* begin *

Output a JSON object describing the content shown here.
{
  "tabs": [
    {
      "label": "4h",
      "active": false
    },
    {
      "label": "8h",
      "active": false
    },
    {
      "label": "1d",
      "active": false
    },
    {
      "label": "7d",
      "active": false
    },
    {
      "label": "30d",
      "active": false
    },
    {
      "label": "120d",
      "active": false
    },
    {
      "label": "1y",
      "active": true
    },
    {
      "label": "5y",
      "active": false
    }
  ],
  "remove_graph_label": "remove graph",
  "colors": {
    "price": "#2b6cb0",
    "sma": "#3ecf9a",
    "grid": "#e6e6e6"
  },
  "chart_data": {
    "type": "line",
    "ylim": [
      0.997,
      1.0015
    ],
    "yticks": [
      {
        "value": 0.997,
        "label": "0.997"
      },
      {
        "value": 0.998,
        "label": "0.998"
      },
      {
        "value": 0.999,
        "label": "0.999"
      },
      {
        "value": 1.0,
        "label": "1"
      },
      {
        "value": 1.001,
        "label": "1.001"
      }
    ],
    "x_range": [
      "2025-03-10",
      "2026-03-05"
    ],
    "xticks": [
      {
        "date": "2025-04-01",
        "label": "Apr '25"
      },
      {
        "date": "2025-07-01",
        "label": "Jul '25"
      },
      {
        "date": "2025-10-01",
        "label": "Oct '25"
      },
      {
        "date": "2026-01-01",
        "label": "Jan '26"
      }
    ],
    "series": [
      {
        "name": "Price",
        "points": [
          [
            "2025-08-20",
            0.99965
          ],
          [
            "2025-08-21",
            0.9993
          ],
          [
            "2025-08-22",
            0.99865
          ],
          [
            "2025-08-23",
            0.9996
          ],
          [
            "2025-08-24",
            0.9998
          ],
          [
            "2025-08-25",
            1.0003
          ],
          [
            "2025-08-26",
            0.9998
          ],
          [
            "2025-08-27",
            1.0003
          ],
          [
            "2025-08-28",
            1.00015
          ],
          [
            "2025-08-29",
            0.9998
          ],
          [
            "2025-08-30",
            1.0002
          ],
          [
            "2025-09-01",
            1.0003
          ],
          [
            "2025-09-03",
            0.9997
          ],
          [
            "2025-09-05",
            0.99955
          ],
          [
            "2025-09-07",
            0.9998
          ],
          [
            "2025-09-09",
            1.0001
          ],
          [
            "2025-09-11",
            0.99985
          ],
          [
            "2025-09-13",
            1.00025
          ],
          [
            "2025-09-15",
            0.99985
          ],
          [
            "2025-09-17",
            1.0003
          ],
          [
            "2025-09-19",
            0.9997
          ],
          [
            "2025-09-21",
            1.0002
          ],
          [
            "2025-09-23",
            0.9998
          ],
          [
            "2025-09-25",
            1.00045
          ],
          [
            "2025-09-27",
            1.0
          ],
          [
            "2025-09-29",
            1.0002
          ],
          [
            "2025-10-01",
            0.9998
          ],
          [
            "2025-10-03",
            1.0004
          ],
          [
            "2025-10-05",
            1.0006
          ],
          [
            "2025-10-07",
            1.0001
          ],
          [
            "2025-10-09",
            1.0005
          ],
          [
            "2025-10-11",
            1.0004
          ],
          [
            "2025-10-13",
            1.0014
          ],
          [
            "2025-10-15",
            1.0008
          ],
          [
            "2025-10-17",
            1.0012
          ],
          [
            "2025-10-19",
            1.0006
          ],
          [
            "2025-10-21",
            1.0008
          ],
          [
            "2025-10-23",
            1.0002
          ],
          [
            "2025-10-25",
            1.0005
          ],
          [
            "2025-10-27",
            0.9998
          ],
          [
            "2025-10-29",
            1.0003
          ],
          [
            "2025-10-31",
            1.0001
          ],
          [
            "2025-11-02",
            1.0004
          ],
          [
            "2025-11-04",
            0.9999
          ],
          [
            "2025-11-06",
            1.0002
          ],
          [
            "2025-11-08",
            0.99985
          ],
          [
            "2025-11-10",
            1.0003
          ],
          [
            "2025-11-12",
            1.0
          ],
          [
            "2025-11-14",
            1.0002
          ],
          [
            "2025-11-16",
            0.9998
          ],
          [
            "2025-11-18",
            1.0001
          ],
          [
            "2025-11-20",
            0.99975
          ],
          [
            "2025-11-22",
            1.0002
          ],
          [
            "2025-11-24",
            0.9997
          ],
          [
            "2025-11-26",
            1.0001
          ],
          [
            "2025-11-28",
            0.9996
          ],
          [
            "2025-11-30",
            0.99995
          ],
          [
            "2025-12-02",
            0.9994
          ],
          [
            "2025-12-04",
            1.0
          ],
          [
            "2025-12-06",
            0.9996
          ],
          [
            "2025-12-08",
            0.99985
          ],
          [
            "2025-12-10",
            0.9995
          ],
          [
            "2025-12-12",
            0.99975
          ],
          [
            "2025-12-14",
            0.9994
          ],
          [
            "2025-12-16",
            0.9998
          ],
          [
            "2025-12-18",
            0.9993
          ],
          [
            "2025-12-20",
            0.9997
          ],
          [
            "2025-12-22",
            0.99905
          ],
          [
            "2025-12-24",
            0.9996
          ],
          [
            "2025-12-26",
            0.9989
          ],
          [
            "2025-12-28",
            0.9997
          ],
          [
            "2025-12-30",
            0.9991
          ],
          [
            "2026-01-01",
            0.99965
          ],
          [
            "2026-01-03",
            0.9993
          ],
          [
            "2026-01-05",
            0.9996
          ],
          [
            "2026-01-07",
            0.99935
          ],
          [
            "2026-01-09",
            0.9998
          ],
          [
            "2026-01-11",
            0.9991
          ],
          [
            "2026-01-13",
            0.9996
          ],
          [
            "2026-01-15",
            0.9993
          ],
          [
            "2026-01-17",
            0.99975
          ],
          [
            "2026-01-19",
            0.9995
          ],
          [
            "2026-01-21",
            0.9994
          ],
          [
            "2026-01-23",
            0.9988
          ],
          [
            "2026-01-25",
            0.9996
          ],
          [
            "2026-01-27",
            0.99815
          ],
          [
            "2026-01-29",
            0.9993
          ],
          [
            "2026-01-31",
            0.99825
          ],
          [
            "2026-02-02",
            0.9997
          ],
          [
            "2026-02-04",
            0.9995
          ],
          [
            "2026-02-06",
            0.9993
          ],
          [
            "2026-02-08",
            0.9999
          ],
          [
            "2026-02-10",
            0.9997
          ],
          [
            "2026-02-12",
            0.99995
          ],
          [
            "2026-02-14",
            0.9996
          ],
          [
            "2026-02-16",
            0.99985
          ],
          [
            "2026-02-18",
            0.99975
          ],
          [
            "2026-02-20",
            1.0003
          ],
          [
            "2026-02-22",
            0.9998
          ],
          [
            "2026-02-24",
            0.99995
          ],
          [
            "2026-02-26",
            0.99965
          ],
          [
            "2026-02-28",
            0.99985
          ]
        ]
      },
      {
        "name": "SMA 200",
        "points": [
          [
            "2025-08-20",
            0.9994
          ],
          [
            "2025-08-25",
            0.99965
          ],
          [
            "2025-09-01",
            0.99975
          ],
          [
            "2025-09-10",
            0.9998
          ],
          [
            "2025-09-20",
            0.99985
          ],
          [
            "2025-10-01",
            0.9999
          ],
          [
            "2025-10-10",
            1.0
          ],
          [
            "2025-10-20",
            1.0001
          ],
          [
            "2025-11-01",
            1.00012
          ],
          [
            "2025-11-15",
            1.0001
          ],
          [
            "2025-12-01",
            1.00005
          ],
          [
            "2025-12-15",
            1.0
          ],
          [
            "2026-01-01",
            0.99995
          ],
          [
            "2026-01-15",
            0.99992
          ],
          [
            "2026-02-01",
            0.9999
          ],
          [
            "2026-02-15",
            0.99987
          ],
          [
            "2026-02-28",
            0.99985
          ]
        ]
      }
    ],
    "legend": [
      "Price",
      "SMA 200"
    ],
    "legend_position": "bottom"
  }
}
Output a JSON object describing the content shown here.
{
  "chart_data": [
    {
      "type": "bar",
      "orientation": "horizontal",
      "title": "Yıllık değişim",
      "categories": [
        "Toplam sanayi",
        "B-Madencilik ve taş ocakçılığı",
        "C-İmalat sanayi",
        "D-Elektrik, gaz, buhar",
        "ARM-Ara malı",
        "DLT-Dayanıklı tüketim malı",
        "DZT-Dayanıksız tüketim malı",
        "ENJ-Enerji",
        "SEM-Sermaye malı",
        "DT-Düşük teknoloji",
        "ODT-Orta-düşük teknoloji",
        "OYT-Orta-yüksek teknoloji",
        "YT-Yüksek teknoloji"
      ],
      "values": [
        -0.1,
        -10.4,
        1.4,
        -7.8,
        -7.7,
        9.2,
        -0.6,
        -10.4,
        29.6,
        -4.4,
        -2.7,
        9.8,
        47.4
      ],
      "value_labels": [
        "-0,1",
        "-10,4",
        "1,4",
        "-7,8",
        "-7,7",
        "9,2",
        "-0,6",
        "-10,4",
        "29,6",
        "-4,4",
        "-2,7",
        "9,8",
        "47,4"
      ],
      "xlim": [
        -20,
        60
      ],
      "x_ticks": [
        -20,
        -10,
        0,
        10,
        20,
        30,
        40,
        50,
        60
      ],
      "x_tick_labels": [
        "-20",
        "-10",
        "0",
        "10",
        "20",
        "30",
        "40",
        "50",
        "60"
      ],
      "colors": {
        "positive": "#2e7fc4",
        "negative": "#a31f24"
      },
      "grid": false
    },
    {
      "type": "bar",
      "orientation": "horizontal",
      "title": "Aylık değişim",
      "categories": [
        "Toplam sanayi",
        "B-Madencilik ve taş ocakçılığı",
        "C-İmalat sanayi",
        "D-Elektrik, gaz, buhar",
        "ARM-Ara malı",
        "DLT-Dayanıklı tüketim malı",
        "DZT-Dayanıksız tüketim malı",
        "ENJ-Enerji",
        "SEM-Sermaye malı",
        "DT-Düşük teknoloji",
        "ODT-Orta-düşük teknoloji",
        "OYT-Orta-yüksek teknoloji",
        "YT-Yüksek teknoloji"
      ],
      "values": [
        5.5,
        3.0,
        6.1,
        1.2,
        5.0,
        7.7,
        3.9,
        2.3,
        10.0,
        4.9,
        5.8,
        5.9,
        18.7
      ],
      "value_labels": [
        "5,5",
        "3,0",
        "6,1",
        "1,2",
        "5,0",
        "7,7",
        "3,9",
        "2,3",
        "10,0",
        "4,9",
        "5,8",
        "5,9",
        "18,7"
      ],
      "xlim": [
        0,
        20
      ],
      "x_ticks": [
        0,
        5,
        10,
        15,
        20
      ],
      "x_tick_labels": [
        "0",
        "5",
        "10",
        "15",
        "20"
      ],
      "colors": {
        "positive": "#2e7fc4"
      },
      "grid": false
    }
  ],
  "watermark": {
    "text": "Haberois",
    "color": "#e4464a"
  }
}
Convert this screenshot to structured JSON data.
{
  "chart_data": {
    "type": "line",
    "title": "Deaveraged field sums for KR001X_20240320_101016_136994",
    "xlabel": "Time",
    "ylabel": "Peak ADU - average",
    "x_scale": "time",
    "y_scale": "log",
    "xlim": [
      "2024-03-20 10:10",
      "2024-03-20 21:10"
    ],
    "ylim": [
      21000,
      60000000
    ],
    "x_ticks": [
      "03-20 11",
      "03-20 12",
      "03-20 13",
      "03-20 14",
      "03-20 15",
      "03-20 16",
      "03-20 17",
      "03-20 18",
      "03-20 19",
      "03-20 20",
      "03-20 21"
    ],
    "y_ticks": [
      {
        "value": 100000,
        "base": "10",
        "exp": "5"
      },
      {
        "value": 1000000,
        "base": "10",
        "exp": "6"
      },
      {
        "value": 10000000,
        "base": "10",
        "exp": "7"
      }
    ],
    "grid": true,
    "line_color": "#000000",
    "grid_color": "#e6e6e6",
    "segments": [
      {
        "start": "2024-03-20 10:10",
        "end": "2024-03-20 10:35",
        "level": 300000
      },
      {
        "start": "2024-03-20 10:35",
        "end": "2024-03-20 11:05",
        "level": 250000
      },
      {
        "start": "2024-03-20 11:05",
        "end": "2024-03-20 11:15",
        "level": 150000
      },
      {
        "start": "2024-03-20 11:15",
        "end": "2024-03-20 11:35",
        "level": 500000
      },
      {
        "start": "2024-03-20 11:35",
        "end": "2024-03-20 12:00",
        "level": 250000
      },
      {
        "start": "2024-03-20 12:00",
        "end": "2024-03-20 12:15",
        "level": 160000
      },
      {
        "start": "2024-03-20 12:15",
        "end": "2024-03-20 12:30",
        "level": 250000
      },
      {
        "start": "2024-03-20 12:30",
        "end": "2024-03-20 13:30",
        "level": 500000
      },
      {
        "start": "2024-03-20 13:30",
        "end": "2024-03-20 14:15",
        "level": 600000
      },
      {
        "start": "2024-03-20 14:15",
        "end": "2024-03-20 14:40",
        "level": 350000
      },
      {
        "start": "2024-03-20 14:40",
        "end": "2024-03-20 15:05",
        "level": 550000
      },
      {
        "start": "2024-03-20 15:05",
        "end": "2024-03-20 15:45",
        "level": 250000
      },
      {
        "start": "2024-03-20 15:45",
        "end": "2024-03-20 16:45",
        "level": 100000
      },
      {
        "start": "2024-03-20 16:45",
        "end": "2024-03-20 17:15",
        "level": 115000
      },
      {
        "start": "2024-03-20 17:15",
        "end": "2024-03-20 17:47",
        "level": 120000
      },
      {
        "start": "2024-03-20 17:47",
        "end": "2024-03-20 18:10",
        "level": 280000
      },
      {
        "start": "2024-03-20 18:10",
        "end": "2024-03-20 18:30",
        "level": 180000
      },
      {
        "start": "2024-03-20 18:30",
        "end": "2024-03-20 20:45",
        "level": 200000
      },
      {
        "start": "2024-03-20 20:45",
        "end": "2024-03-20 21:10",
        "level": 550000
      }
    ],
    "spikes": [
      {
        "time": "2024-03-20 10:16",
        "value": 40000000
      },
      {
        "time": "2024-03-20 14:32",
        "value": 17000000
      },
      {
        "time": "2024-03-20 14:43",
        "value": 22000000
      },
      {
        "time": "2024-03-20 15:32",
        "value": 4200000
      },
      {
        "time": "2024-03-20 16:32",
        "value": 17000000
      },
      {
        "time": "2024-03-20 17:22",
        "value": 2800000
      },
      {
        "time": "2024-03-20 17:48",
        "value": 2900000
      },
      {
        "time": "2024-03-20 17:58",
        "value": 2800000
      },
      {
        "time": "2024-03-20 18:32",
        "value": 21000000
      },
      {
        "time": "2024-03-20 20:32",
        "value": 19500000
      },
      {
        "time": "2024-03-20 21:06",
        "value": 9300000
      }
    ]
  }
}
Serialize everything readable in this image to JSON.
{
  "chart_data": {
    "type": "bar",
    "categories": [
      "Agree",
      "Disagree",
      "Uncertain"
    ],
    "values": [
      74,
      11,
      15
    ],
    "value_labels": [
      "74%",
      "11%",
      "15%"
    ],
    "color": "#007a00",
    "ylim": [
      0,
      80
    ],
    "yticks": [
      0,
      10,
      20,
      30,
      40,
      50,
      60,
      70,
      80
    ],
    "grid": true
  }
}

* end *

» What is required
Pull out and copy each line containing the string "title".

» Finished task
      "title": "Yıllık değişim",
      "title": "Aylık değişim",
    "title": "Deaveraged field sums for KR001X_20240320_101016_136994",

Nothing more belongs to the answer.